EXERCISE GOAL:
Using the data below, gather each line that includes the word "Année".

SUPPLIED RECORDS:
☆ ☆ ☆ ☆ ☆ ☆ ☆

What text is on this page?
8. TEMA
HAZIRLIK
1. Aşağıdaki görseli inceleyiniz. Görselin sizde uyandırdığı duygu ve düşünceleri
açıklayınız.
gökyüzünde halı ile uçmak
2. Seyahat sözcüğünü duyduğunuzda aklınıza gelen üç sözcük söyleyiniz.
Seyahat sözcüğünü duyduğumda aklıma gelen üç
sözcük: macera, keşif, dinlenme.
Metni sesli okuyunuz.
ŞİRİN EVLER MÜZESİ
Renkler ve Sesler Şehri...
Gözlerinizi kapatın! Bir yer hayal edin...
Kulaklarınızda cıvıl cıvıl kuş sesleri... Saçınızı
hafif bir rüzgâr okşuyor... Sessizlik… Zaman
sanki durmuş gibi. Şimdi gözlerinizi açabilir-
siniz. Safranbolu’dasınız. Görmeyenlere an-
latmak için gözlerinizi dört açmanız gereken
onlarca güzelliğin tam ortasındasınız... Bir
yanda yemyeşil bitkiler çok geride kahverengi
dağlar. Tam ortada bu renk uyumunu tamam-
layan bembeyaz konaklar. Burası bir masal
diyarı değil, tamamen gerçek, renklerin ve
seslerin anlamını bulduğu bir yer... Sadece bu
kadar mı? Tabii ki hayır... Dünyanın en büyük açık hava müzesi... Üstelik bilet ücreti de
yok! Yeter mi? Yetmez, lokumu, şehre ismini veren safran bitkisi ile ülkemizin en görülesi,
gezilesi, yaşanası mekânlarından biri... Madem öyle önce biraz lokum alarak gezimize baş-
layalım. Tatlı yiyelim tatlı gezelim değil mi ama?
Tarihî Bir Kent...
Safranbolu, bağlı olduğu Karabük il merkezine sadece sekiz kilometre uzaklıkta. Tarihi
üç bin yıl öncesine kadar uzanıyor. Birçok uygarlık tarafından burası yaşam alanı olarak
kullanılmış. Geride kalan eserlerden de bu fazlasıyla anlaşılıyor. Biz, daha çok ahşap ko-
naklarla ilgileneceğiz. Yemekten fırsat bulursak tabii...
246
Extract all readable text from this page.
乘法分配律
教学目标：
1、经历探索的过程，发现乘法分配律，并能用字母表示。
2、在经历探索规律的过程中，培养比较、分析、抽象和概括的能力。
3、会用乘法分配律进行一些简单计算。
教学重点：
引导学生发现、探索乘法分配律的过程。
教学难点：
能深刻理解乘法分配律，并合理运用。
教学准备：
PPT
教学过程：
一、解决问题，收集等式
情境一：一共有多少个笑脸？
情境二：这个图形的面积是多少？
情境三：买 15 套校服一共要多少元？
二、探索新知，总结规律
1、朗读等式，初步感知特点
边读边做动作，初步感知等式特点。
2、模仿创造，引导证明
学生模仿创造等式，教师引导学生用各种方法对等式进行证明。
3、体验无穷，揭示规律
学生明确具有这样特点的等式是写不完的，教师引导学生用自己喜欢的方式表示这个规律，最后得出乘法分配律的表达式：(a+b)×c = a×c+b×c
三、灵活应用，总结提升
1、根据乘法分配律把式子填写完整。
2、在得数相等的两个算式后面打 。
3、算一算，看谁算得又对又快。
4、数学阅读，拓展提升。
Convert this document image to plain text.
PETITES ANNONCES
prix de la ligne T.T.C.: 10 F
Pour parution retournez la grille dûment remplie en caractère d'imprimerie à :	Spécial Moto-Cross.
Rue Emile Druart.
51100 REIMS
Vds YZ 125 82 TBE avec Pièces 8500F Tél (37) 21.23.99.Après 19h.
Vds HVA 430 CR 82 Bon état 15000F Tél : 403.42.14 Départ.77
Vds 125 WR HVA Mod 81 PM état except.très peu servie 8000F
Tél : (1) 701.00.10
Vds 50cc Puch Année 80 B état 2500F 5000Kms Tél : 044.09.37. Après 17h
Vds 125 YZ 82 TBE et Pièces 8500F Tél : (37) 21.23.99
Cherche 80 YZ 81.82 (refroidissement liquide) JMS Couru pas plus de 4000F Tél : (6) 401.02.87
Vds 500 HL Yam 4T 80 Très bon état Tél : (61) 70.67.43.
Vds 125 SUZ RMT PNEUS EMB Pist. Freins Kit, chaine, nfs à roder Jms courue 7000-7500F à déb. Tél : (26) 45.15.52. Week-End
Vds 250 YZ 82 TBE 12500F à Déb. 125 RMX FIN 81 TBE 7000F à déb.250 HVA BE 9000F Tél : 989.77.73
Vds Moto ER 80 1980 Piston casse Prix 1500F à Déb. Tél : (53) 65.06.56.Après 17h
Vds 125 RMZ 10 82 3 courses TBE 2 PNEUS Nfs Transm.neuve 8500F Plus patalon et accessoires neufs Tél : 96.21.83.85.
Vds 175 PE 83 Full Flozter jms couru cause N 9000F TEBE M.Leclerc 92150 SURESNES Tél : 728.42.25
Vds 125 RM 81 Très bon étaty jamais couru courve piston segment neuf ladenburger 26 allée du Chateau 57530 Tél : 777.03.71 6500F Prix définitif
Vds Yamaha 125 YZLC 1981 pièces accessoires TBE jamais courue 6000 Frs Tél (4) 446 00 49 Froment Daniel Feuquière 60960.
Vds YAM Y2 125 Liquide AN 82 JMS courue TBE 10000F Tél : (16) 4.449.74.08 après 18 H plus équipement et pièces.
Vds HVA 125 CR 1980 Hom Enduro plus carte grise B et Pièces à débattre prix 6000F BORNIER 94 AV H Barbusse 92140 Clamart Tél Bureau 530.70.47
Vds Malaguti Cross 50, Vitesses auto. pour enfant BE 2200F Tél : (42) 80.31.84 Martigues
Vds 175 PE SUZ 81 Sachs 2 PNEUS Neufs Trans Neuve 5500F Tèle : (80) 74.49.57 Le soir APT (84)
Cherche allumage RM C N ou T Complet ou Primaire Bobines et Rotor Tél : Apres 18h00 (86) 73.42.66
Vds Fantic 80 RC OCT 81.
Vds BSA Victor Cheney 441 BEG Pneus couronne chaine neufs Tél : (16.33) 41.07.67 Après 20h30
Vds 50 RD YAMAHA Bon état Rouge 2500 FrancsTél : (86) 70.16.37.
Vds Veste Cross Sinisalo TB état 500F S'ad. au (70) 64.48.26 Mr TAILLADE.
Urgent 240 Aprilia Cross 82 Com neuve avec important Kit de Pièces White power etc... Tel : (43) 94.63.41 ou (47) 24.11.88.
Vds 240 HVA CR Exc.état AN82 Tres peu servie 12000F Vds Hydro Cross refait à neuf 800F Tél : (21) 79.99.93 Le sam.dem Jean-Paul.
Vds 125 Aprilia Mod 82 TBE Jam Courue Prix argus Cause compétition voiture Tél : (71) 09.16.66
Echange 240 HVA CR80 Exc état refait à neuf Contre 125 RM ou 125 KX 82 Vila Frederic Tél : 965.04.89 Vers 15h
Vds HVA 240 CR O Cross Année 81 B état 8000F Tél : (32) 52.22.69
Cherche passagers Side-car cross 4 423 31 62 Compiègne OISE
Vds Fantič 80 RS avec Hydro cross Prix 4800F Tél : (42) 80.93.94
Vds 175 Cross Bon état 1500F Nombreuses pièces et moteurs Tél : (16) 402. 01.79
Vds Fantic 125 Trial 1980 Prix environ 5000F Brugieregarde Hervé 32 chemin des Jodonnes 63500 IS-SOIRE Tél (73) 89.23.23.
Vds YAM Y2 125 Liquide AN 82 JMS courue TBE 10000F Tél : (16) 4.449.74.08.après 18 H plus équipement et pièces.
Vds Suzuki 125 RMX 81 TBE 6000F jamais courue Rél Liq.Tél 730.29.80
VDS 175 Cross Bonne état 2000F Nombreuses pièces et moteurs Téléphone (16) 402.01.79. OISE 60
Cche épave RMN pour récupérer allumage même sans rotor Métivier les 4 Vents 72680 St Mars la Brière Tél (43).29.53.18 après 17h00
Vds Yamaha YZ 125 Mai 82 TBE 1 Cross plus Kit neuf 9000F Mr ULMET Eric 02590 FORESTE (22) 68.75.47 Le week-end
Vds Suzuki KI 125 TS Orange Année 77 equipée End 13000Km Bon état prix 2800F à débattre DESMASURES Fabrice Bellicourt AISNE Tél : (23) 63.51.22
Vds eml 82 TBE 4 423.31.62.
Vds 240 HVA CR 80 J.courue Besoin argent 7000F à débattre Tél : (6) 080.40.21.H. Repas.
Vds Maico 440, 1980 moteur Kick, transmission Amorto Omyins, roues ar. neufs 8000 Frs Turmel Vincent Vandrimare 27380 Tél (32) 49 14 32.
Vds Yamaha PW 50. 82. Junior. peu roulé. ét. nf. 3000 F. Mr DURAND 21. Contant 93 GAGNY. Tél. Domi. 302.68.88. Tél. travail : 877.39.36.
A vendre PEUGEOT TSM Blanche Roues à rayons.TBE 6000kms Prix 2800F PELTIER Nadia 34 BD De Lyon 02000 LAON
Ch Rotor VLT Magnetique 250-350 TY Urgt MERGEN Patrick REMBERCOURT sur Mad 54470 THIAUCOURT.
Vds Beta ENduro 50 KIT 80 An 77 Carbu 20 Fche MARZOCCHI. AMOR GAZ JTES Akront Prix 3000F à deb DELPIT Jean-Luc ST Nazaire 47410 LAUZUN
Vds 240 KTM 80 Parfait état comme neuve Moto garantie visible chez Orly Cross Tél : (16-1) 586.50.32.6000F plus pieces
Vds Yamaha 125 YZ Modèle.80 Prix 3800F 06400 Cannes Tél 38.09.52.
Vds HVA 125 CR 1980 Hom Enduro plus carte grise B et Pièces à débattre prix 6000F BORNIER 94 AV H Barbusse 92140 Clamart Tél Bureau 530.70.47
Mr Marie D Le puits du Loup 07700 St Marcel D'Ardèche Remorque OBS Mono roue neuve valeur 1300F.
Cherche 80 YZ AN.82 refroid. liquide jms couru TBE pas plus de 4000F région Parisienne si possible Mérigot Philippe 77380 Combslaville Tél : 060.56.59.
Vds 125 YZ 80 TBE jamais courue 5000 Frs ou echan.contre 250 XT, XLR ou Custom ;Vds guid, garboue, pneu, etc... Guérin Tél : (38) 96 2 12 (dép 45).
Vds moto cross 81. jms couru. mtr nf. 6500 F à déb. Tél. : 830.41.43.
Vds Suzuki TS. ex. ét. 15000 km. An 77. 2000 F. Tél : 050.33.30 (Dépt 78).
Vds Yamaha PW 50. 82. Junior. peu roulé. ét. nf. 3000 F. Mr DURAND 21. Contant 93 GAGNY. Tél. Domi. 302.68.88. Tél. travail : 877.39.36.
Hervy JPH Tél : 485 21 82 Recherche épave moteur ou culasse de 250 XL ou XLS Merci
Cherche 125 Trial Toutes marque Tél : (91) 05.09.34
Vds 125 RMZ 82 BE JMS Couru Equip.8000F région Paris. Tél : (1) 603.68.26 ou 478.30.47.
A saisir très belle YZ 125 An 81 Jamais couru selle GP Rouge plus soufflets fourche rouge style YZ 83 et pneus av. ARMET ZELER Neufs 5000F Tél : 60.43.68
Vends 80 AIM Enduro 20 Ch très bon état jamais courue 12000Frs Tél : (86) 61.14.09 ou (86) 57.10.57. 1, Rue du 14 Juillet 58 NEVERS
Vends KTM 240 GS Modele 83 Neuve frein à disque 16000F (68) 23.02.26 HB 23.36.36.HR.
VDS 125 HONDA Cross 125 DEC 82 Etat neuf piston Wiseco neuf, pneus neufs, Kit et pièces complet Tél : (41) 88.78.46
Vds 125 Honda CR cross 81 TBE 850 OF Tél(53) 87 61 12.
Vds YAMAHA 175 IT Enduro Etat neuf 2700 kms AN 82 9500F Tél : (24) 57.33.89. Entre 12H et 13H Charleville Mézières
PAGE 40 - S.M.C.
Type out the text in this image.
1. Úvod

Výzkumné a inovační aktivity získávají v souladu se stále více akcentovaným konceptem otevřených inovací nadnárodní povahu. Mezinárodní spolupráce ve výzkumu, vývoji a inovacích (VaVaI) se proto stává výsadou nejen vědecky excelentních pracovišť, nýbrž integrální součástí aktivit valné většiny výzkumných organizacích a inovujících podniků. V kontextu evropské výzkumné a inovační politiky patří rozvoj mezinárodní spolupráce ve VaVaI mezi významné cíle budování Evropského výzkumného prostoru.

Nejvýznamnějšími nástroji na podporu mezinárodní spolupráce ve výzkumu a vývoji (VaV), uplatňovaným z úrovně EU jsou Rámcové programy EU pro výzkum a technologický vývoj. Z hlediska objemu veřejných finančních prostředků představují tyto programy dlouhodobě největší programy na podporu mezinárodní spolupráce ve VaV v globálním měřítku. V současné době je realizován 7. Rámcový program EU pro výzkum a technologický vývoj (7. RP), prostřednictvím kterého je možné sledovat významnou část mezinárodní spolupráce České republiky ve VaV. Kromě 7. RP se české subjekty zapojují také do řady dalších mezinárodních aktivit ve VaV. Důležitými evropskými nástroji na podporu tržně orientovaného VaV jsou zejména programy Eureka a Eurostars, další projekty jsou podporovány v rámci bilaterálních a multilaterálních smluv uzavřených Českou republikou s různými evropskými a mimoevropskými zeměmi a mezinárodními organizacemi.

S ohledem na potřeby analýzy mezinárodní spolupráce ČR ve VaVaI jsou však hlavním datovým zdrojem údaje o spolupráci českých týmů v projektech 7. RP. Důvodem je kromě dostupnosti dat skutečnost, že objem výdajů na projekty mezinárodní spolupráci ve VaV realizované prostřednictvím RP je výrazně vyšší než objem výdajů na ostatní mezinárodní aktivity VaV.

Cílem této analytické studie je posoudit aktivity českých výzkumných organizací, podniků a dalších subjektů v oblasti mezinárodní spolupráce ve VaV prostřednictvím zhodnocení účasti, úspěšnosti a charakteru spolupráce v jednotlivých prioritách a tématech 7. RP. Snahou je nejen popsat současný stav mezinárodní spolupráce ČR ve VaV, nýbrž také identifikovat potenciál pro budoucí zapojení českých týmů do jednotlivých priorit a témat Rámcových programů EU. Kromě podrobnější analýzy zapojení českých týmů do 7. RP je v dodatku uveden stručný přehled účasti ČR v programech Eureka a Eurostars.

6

☆ ☆ ☆ ☆ ☆ ☆ ☆

EXPECTED ANSWER:
Vds 50cc Puch Année 80 B état 2500F 5000Kms Tél : 044.09.37. Après 17h
Vds HVA 240 CR O Cross Année 81 B état 8000F Tél : (32) 52.22.69
Vds Suzuki KI 125 TS Orange Année 77 equipée End 13000Km Bon état prix 2800F à débattre DESMASURES Fabrice Bellicourt AISNE Tél : (23) 63.51.22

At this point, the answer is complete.